# To be done:
Work out how many lines in the entries below include the word "file". Give nothing but the number.

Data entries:
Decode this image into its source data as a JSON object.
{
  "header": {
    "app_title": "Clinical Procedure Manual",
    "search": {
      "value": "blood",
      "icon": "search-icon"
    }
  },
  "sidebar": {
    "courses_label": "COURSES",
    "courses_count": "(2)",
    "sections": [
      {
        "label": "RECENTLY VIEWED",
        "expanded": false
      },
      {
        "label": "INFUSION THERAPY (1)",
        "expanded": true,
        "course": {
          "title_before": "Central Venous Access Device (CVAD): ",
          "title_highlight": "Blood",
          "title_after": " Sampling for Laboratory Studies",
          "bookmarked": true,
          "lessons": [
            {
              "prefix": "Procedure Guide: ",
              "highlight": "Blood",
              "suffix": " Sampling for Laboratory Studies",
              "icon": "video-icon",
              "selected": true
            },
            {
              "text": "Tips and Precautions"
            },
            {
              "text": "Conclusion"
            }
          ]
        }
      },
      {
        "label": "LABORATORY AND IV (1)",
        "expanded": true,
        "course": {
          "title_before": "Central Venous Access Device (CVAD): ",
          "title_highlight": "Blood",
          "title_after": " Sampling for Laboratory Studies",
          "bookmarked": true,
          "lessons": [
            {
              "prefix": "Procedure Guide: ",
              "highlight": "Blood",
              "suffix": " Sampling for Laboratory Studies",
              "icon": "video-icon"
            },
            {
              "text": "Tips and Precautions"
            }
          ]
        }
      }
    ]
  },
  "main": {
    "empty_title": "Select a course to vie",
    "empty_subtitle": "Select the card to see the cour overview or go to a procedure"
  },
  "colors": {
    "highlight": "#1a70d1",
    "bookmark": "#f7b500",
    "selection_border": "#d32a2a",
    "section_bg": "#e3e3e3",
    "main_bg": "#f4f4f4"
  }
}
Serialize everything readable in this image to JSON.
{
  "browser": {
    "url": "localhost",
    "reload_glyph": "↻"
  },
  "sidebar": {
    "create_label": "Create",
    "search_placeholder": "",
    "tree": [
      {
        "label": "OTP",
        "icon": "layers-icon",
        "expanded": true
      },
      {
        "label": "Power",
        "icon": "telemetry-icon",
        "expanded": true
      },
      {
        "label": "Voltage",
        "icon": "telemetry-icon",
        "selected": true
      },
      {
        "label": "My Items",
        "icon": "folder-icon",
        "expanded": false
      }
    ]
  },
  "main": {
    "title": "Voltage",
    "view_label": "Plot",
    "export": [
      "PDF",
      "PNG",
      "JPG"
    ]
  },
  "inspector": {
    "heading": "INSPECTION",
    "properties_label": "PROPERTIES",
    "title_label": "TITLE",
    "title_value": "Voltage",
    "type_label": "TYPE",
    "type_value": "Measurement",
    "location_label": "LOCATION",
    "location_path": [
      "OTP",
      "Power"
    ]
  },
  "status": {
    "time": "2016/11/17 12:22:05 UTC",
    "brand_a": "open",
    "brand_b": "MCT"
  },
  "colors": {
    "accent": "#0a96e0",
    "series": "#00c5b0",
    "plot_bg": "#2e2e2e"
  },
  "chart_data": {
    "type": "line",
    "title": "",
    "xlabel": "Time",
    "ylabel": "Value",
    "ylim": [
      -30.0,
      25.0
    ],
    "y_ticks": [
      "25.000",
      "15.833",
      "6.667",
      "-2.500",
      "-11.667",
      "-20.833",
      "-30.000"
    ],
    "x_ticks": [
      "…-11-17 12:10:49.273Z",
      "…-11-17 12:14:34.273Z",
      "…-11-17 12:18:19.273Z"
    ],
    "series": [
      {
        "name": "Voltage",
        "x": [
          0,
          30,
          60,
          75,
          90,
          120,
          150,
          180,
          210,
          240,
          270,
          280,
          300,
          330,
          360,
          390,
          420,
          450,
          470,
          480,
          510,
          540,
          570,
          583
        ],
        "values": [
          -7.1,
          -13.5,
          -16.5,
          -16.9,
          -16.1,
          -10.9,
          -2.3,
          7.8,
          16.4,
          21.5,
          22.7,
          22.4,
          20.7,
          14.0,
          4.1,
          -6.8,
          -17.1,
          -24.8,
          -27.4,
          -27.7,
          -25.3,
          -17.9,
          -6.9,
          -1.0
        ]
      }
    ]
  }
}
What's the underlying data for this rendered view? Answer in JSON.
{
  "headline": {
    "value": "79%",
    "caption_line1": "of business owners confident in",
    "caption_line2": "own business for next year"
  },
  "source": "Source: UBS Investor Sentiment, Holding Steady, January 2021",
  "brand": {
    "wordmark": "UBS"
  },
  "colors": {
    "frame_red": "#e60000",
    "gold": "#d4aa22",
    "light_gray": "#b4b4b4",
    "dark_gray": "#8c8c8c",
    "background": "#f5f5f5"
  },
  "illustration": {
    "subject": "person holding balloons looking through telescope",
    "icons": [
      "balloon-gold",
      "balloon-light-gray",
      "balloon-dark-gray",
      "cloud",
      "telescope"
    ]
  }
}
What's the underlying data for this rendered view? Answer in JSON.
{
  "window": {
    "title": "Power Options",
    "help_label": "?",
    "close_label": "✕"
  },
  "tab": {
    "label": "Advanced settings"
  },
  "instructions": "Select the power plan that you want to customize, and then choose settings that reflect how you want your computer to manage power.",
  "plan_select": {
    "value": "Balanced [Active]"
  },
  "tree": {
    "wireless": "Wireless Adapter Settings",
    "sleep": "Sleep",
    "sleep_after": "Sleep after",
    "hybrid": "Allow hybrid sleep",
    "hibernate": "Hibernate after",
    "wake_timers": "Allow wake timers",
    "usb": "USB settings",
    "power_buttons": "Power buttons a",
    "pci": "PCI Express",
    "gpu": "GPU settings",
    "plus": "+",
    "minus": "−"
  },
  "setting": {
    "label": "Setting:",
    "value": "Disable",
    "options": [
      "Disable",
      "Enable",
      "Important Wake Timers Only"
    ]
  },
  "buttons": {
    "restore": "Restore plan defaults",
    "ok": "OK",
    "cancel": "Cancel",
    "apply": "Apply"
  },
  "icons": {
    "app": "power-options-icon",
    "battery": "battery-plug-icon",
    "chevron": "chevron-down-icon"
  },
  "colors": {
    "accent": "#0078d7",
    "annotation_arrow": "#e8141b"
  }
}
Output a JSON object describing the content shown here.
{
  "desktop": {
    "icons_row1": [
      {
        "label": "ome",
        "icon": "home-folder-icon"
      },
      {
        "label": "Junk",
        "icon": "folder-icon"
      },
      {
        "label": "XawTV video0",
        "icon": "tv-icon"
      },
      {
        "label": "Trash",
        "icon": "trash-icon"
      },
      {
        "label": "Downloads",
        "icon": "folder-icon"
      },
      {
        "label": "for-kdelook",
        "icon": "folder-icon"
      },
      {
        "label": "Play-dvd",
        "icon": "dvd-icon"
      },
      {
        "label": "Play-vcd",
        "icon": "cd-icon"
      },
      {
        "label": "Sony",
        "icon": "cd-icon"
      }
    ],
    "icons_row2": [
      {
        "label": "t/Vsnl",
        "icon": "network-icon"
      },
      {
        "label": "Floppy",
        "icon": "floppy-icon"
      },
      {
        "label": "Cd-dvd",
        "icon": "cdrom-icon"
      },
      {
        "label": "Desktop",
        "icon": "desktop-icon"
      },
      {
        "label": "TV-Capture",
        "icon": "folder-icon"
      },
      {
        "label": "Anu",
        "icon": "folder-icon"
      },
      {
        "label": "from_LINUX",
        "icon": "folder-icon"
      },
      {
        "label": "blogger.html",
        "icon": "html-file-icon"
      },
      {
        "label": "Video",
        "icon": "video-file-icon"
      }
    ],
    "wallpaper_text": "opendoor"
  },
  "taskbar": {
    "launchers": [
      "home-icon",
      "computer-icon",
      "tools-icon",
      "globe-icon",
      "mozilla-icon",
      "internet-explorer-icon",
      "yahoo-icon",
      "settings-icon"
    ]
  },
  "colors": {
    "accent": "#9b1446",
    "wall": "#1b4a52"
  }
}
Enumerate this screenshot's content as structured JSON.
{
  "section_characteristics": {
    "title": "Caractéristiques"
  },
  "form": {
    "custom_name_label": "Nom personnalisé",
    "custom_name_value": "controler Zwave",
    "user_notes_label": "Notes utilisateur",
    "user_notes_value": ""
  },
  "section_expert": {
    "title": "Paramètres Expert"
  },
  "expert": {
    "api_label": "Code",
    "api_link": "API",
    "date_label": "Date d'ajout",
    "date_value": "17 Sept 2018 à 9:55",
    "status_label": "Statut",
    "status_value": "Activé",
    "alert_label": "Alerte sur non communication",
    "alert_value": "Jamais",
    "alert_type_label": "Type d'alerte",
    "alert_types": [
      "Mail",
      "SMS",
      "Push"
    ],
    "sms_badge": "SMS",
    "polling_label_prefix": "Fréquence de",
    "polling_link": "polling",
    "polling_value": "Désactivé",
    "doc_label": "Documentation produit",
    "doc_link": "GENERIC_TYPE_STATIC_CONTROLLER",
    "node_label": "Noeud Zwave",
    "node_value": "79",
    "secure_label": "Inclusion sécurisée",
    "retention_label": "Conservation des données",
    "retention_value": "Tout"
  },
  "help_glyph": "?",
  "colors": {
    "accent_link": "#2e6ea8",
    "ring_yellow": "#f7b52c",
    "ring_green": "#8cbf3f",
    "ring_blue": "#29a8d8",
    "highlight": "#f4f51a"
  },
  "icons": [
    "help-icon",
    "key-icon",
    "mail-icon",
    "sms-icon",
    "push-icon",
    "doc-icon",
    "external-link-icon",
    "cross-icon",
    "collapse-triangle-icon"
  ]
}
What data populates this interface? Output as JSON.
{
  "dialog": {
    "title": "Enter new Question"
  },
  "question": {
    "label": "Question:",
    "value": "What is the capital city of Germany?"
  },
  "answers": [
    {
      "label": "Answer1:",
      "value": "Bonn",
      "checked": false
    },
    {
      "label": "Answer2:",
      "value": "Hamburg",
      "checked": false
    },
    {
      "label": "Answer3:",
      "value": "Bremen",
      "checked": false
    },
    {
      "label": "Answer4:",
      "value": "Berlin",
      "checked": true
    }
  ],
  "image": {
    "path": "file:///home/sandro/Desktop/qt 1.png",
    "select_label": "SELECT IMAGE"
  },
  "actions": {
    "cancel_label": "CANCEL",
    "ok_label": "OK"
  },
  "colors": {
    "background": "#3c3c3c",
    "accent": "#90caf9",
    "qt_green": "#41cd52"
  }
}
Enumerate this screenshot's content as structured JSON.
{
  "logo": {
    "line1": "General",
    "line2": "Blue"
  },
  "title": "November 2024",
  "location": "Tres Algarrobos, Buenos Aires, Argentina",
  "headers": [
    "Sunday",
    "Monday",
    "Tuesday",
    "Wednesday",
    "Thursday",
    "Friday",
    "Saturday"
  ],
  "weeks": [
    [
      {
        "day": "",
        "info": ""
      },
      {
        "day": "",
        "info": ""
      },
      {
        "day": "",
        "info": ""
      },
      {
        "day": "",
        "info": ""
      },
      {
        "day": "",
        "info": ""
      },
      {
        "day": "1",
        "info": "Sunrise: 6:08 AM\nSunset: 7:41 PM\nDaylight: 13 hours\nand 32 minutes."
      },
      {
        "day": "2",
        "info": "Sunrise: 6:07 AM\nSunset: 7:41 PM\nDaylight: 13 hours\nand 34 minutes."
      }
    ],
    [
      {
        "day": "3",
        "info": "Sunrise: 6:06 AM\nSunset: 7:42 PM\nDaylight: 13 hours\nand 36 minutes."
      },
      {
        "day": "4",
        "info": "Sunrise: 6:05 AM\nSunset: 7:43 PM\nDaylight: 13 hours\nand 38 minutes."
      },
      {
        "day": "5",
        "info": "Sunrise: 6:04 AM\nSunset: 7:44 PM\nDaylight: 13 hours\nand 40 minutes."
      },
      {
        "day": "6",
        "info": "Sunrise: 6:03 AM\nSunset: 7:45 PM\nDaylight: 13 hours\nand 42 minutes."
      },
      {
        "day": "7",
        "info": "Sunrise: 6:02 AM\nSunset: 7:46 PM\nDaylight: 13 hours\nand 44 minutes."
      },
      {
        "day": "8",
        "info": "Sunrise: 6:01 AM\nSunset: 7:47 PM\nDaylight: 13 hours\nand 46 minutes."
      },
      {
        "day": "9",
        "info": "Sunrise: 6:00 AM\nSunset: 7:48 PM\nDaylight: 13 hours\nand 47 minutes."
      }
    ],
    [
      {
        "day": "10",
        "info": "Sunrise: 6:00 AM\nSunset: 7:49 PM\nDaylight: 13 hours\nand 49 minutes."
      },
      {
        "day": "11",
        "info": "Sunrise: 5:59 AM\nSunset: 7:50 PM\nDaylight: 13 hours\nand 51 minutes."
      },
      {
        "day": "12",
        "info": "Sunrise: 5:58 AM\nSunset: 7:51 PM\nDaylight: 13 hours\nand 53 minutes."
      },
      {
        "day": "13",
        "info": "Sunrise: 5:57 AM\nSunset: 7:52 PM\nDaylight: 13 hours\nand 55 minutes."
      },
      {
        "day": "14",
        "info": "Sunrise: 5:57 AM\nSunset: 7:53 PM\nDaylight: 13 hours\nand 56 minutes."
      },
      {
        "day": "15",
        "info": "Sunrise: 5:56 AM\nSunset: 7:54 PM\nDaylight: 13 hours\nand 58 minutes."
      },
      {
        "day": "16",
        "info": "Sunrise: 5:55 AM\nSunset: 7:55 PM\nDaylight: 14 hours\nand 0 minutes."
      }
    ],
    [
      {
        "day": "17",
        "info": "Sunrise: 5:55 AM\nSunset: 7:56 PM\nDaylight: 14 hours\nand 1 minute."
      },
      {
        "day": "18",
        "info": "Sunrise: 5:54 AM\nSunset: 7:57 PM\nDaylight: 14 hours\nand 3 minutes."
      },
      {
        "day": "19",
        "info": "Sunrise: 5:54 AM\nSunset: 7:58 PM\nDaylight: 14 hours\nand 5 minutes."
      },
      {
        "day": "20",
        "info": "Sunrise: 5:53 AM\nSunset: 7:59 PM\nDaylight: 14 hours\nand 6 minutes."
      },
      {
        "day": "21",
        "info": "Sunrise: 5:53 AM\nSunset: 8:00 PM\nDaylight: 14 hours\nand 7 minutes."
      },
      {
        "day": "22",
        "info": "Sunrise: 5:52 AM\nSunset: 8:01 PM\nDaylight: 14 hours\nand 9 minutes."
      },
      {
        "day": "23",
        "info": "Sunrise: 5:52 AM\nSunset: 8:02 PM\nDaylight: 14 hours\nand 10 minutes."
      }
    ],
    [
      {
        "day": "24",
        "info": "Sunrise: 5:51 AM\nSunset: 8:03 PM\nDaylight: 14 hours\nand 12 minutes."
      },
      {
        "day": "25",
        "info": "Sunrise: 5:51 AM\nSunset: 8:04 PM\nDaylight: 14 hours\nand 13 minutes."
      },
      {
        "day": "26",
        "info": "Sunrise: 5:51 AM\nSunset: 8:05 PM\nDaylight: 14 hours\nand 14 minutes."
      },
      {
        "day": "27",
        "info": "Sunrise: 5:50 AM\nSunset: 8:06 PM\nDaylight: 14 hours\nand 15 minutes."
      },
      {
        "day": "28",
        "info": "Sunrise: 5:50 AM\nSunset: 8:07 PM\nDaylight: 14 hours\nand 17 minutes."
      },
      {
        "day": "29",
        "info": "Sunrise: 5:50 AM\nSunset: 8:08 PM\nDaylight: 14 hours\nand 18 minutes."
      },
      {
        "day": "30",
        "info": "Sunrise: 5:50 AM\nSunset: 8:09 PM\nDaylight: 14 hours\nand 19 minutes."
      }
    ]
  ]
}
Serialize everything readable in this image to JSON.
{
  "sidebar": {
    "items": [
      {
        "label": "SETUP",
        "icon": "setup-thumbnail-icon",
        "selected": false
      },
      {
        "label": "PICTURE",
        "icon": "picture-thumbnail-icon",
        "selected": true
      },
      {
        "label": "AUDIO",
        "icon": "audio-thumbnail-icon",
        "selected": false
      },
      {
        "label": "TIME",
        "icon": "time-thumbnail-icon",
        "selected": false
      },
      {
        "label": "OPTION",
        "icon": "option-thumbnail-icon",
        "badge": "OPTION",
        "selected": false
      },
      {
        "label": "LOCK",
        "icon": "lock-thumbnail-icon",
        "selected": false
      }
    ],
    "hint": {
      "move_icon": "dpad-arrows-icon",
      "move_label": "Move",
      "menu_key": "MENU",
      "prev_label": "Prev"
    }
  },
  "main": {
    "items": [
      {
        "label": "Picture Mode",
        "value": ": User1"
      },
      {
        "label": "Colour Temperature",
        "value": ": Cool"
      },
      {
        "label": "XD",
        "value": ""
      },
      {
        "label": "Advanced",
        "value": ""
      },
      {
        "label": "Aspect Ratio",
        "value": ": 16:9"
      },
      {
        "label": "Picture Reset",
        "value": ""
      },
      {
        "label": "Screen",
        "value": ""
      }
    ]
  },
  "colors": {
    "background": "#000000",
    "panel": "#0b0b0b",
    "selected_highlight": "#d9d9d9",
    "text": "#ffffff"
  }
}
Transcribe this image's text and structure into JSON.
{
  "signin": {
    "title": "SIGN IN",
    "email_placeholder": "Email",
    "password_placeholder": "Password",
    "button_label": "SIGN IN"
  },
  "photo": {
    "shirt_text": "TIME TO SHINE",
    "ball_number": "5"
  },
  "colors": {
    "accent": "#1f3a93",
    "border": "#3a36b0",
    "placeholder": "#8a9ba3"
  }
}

# Result of the task:
3